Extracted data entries
###
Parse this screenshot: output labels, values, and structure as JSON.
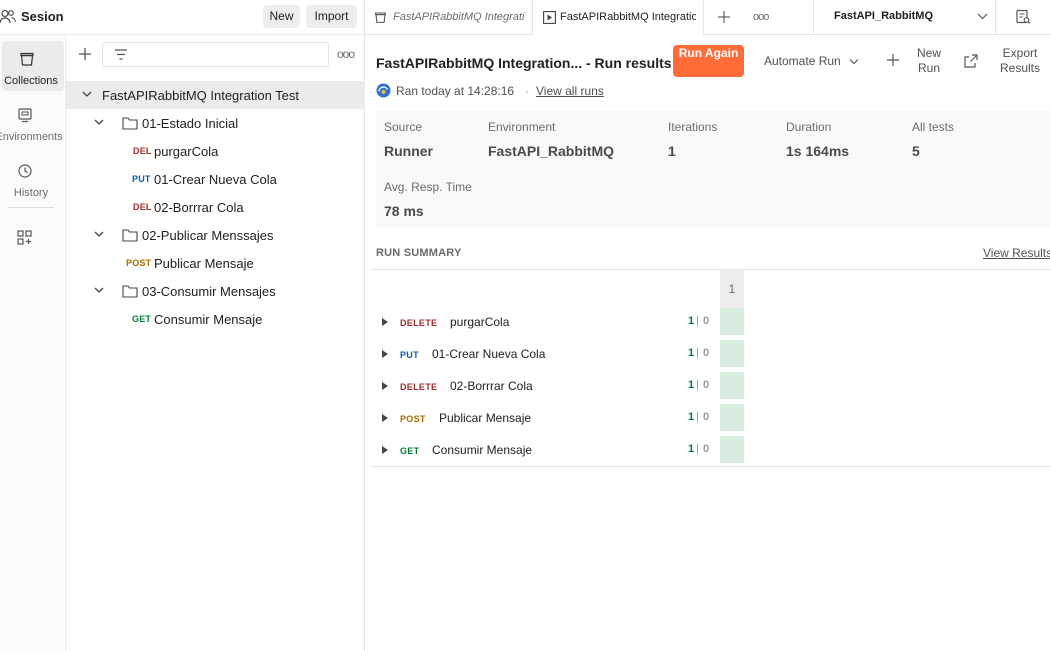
{
  "workspace": {
    "name": "Sesion",
    "new_label": "New",
    "import_label": "Import"
  },
  "sidebar": {
    "items": [
      {
        "label": "Collections",
        "icon": "collections-icon"
      },
      {
        "label": "Environments",
        "icon": "environments-icon"
      },
      {
        "label": "History",
        "icon": "history-icon"
      }
    ]
  },
  "tree": {
    "collection": "FastAPIRabbitMQ Integration Test",
    "folders": [
      {
        "name": "01-Estado Inicial",
        "requests": [
          {
            "method": "DEL",
            "name": "purgarCola"
          },
          {
            "method": "PUT",
            "name": "01-Crear Nueva Cola"
          },
          {
            "method": "DEL",
            "name": "02-Borrrar Cola"
          }
        ]
      },
      {
        "name": "02-Publicar Menssajes",
        "requests": [
          {
            "method": "POST",
            "name": "Publicar Mensaje"
          }
        ]
      },
      {
        "name": "03-Consumir Mensajes",
        "requests": [
          {
            "method": "GET",
            "name": "Consumir Mensaje"
          }
        ]
      }
    ]
  },
  "tabs": [
    {
      "label": "FastAPIRabbitMQ Integration Test",
      "icon": "collection-tab-icon"
    },
    {
      "label": "FastAPIRabbitMQ Integration Test - Run results",
      "icon": "runner-tab-icon"
    }
  ],
  "environment": {
    "selected": "FastAPI_RabbitMQ"
  },
  "run": {
    "title": "FastAPIRabbitMQ Integration... - Run results",
    "run_again": "Run Again",
    "automate": "Automate Run",
    "new_run": "New Run",
    "export": "Export Results",
    "ran_text": "Ran today at 14:28:16",
    "dot": "·",
    "view_all": "View all runs"
  },
  "stats": [
    {
      "label": "Source",
      "value": "Runner"
    },
    {
      "label": "Environment",
      "value": "FastAPI_RabbitMQ"
    },
    {
      "label": "Iterations",
      "value": "1"
    },
    {
      "label": "Duration",
      "value": "1s 164ms"
    },
    {
      "label": "All tests",
      "value": "5"
    },
    {
      "label": "Avg. Resp. Time",
      "value": "78 ms"
    }
  ],
  "summary": {
    "title": "RUN SUMMARY",
    "view_results": "View Results",
    "iteration_header": "1",
    "separator": "|",
    "rows": [
      {
        "method": "DELETE",
        "name": "purgarCola",
        "passed": "1",
        "failed": "0"
      },
      {
        "method": "PUT",
        "name": "01-Crear Nueva Cola",
        "passed": "1",
        "failed": "0"
      },
      {
        "method": "DELETE",
        "name": "02-Borrrar Cola",
        "passed": "1",
        "failed": "0"
      },
      {
        "method": "POST",
        "name": "Publicar Mensaje",
        "passed": "1",
        "failed": "0"
      },
      {
        "method": "GET",
        "name": "Consumir Mensaje",
        "passed": "1",
        "failed": "0"
      }
    ]
  },
  "colors": {
    "accent": "#ff6c37",
    "pass": "#007f31",
    "delete": "#a52a2a",
    "put": "#0b5cad",
    "post": "#a96b00",
    "get": "#007f31"
  }
}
###
Repeat the listing above exactly, with no pictures.

◆ **EXERCISE OUTPUT**:
Parse this screenshot: output labels, values, and structure as JSON.
{
  "workspace": {
    "name": "Sesion",
    "new_label": "New",
    "import_label": "Import"
  },
  "sidebar": {
    "items": [
      {
        "label": "Collections",
        "icon": "collections-icon"
      },
      {
        "label": "Environments",
        "icon": "environments-icon"
      },
      {
        "label": "History",
        "icon": "history-icon"
      }
    ]
  },
  "tree": {
    "collection": "FastAPIRabbitMQ Integration Test",
    "folders": [
      {
        "name": "01-Estado Inicial",
        "requests": [
          {
            "method": "DEL",
            "name": "purgarCola"
          },
          {
            "method": "PUT",
            "name": "01-Crear Nueva Cola"
          },
          {
            "method": "DEL",
            "name": "02-Borrrar Cola"
          }
        ]
      },
      {
        "name": "02-Publicar Menssajes",
        "requests": [
          {
            "method": "POST",
            "name": "Publicar Mensaje"
          }
        ]
      },
      {
        "name": "03-Consumir Mensajes",
        "requests": [
          {
            "method": "GET",
            "name": "Consumir Mensaje"
          }
        ]
      }
    ]
  },
  "tabs": [
    {
      "label": "FastAPIRabbitMQ Integration Test",
      "icon": "collection-tab-icon"
    },
    {
      "label": "FastAPIRabbitMQ Integration Test - Run results",
      "icon": "runner-tab-icon"
    }
  ],
  "environment": {
    "selected": "FastAPI_RabbitMQ"
  },
  "run": {
    "title": "FastAPIRabbitMQ Integration... - Run results",
    "run_again": "Run Again",
    "automate": "Automate Run",
    "new_run": "New Run",
    "export": "Export Results",
    "ran_text": "Ran today at 14:28:16",
    "dot": "·",
    "view_all": "View all runs"
  },
  "stats": [
    {
      "label": "Source",
      "value": "Runner"
    },
    {
      "label": "Environment",
      "value": "FastAPI_RabbitMQ"
    },
    {
      "label": "Iterations",
      "value": "1"
    },
    {
      "label": "Duration",
      "value": "1s 164ms"
    },
    {
      "label": "All tests",
      "value": "5"
    },
    {
      "label": "Avg. Resp. Time",
      "value": "78 ms"
    }
  ],
  "summary": {
    "title": "RUN SUMMARY",
    "view_results": "View Results",
    "iteration_header": "1",
    "separator": "|",
    "rows": [
      {
        "method": "DELETE",
        "name": "purgarCola",
        "passed": "1",
        "failed": "0"
      },
      {
        "method": "PUT",
        "name": "01-Crear Nueva Cola",
        "passed": "1",
        "failed": "0"
      },
      {
        "method": "DELETE",
        "name": "02-Borrrar Cola",
        "passed": "1",
        "failed": "0"
      },
      {
        "method": "POST",
        "name": "Publicar Mensaje",
        "passed": "1",
        "failed": "0"
      },
      {
        "method": "GET",
        "name": "Consumir Mensaje",
        "passed": "1",
        "failed": "0"
      }
    ]
  },
  "colors": {
    "accent": "#ff6c37",
    "pass": "#007f31",
    "delete": "#a52a2a",
    "put": "#0b5cad",
    "post": "#a96b00",
    "get": "#007f31"
  }
}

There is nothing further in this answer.